* PROVIDED TEXT

Apex with `torch.optim.swa_utils`

I am currently trying to using apex with SWA like so:

model, optimizer = amp.initialize(model, optimizer, opt_level='O2')
model = DDP(model)

swa_model = torch.optim.swa_utils.AveragedModel(model)
scheduler = torch.optim.lr_scheduler.CosineAnnealingLR(optimizer, T_max=20)
swa_start = 6
swa_scheduler = SWALR(optimizer, swa_lr=0.05 * world_size)

At this line (swa_model = torch.optim.swa_utils.AveragedModel(model)) I am getting the following error:

Traceback (most recent call last):
  File "/home/jupyter/.local/lib/python3.7/site-packages/torch/multiprocessing/spawn.py", line 19, in _wrap
    fn(i, *args)
  File "/home/jupyter/Flood_Comp/starter.py", line 249, in train
    swa_model = torch.optim.swa_utils.AveragedModel(model)
  File "/home/jupyter/.local/lib/python3.7/site-packages/torch/optim/swa_utils.py", line 89, in __init__
    self.module = deepcopy(model)
  File "/opt/conda/lib/python3.7/copy.py", line 169, in deepcopy
    rv = reductor(4)
  File "/opt/conda/lib/python3.7/site-packages/apex/parallel/distributed.py", line 271, in __getstate__
    del attrs['self.bucket_streams']
KeyError: 'self.bucket_streams'

Any pointers on mitigating this would be helpful.

apex.amp is deprecated in favor of the native torch.cuda.amp implementation and we recommend to switch to the latter.
More details are given in this post.

Okay. Strangely enough, I am unable to get the apex.amp benefits in torch.cuda.amp. But I look into the post you suggested and see if there’s anything I am missing out on.

After following @ptrblck’s suggestions here’s how my train() function is looking like (consider this to be the launcher expected by torch.multiprocessing.spawn().

def train(rank, num_epochs, world_size):
    init_process(rank, world_size)
    torch.manual_seed(0)
    
    model = create_model()
    torch.cuda.set_device(rank)
    model.cuda(rank)
    model = DistributedDataParallel(model, device_ids=[rank])
    swa_model = torch.optim.swa_utils.AveragedModel(model)

    learning_rate = 1e-3
    optimizer = torch.optim.Adam(model.parameters(), 
                             lr=learning_rate * world_size)
    scheduler = torch.optim.lr_scheduler.CosineAnnealingLR(optimizer, T_max=20)
    swa_start = 10
    swa_scheduler = torch.optim.swa_utils.SWALR(optimizer, swa_lr=0.05)
    criteria = nn.CrossEntropyLoss()
    scaler = torch.cuda.amp.GradScaler(enabled=True)

    
    train_loader, val_loader = get_dataloader(rank, world_size)
    
    for epoch in range(num_epochs):
    	model.train()
        for batch in train_loader:
            with torch.cuda.amp.autocast(enabled=True):
                image = batch['image'].cuda(rank, non_blocking=True)

* YOUR TASKS
**1.** Answer these from the apex SWA thread:
(a) Which opt_level is passed to amp.initialize in the first code?
(b) What error is raised at the AveragedModel line?
(c) What is swa_start set to in the revised train() function?
**2.** Can you carry the apex SWA thread on from its last line?
You won't need the listing here.

* EXTRACTED INFORMATION
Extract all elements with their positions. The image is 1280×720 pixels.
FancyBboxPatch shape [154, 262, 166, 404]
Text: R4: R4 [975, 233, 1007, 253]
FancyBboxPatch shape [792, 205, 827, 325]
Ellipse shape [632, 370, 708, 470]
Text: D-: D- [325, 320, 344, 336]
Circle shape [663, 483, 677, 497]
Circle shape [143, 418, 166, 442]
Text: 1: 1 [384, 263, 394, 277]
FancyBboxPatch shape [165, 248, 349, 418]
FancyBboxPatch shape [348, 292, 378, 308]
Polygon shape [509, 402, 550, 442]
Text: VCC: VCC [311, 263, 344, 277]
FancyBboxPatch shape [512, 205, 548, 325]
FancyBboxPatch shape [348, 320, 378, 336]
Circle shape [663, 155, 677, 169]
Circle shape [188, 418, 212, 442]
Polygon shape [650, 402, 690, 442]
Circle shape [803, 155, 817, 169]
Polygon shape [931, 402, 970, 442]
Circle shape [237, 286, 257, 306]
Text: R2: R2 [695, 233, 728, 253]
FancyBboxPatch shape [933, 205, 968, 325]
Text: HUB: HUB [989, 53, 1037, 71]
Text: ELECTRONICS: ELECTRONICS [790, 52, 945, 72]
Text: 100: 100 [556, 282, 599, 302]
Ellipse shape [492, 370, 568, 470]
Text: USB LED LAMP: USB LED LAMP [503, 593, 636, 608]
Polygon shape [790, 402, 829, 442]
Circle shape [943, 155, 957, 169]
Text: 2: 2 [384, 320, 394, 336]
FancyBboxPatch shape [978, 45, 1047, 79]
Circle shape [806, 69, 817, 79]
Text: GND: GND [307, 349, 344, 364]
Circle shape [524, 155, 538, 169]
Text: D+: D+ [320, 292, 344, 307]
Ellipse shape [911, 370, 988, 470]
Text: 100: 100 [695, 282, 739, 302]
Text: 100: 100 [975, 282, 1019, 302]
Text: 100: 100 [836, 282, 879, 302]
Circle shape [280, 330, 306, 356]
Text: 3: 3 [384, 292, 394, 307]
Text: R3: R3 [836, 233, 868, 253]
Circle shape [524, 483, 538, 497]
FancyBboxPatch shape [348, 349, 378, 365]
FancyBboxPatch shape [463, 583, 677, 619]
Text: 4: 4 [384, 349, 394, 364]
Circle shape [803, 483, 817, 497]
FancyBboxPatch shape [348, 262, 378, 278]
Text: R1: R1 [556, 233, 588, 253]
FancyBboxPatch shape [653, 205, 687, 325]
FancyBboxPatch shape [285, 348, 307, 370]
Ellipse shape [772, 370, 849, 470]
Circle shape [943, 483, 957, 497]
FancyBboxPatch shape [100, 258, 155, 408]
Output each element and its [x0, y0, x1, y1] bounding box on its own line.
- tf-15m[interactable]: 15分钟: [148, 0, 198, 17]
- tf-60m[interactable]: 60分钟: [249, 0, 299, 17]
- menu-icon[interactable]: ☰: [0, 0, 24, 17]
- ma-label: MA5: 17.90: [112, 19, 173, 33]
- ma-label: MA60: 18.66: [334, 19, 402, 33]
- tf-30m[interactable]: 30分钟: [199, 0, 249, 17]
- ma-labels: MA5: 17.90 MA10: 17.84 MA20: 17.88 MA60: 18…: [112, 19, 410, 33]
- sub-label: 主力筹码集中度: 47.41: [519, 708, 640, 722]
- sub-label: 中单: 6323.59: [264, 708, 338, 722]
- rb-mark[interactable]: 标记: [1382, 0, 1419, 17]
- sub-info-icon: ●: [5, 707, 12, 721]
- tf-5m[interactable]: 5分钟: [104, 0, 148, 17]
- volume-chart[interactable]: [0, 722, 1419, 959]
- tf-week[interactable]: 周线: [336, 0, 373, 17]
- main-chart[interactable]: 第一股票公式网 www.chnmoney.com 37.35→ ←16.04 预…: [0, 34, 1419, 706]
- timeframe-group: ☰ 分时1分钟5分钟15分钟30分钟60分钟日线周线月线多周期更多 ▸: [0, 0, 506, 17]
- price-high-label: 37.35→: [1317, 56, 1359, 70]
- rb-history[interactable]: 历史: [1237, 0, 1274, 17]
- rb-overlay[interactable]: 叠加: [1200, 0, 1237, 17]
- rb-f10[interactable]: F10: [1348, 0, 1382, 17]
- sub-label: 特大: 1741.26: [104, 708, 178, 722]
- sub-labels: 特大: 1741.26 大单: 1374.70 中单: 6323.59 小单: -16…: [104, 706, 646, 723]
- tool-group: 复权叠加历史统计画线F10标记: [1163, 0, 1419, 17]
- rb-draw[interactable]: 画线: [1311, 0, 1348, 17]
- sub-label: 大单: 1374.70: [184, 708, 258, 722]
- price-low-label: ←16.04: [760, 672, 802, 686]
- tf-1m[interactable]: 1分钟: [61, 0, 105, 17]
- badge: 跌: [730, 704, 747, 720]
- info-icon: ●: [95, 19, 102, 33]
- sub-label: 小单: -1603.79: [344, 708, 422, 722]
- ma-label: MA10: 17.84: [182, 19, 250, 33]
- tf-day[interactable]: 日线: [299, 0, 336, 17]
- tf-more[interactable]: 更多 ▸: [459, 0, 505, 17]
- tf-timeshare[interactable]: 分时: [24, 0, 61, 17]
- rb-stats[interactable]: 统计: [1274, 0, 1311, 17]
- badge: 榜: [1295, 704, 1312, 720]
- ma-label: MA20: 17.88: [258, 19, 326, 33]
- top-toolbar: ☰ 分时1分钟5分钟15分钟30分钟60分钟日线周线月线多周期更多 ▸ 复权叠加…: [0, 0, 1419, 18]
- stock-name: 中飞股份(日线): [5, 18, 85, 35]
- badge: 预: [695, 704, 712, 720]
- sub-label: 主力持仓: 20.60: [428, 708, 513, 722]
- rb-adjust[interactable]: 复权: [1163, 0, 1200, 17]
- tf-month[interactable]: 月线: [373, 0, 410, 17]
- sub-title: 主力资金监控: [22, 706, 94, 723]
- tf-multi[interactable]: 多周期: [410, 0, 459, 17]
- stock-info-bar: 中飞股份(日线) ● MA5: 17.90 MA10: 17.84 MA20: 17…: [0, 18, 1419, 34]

* ANSWERS
**1.**
(a) 'O2'
(b) KeyError: 'self.bucket_streams'
(c) 10

**2.**
                mask = batch['mask'].cuda(rank, non_blocking=True)
                
                pred = model(image)
                
                loss = criteria(pred, mask.unsqueeze(1))

            scaler.scale(loss).backward()
            scaler.step(optimizer)
            scaler.update()
            optimizer.zero_grad(set_to_none=True)
            
        if epoch > swa_start:
            swa_model.update_parameters(model)
            swa_scheduler.step()
        else:
            scheduler.step()

Things are now working as expected. @ptrblck if I could do anything better to further optimize the performance please let me know.

Majority of the SWA code comes from the official docs.

@ptrblck I am currently running into another problem that is closely related. After training with SWA, we need to update the batch norm statistics (reference). Since the structure of my dataset is different from what torch.optim.swa_utils.update_bn() expects, I am doing the following inside train() (recall that train() is the launcher I provide to mp.spawn()):

if rank == 0:
    for batch in train_loader: 
        image = batch['image'].cuda(rank, non_blocking=True)
        prediction = swa_model(image)

This leads to the following error:

Traceback (most recent call last):
  File "starter.py", line 343, in <module>
    nprocs=WORLD_SIZE, join=True
  File "/home/jupyter/.local/lib/python3.7/site-packages/torch/multiprocessing/spawn.py", line 199, in spawn
    return start_processes(fn, args, nprocs, join, daemon, start_method='spawn')
  File "/home/jupyter/.local/lib/python3.7/site-packages/torch/multiprocessing/spawn.py", line 157, in start_processes
    while not context.join():
  File "/home/jupyter/.local/lib/python3.7/site-packages/torch/multiprocessing/spawn.py", line 118, in join
    raise Exception(msg)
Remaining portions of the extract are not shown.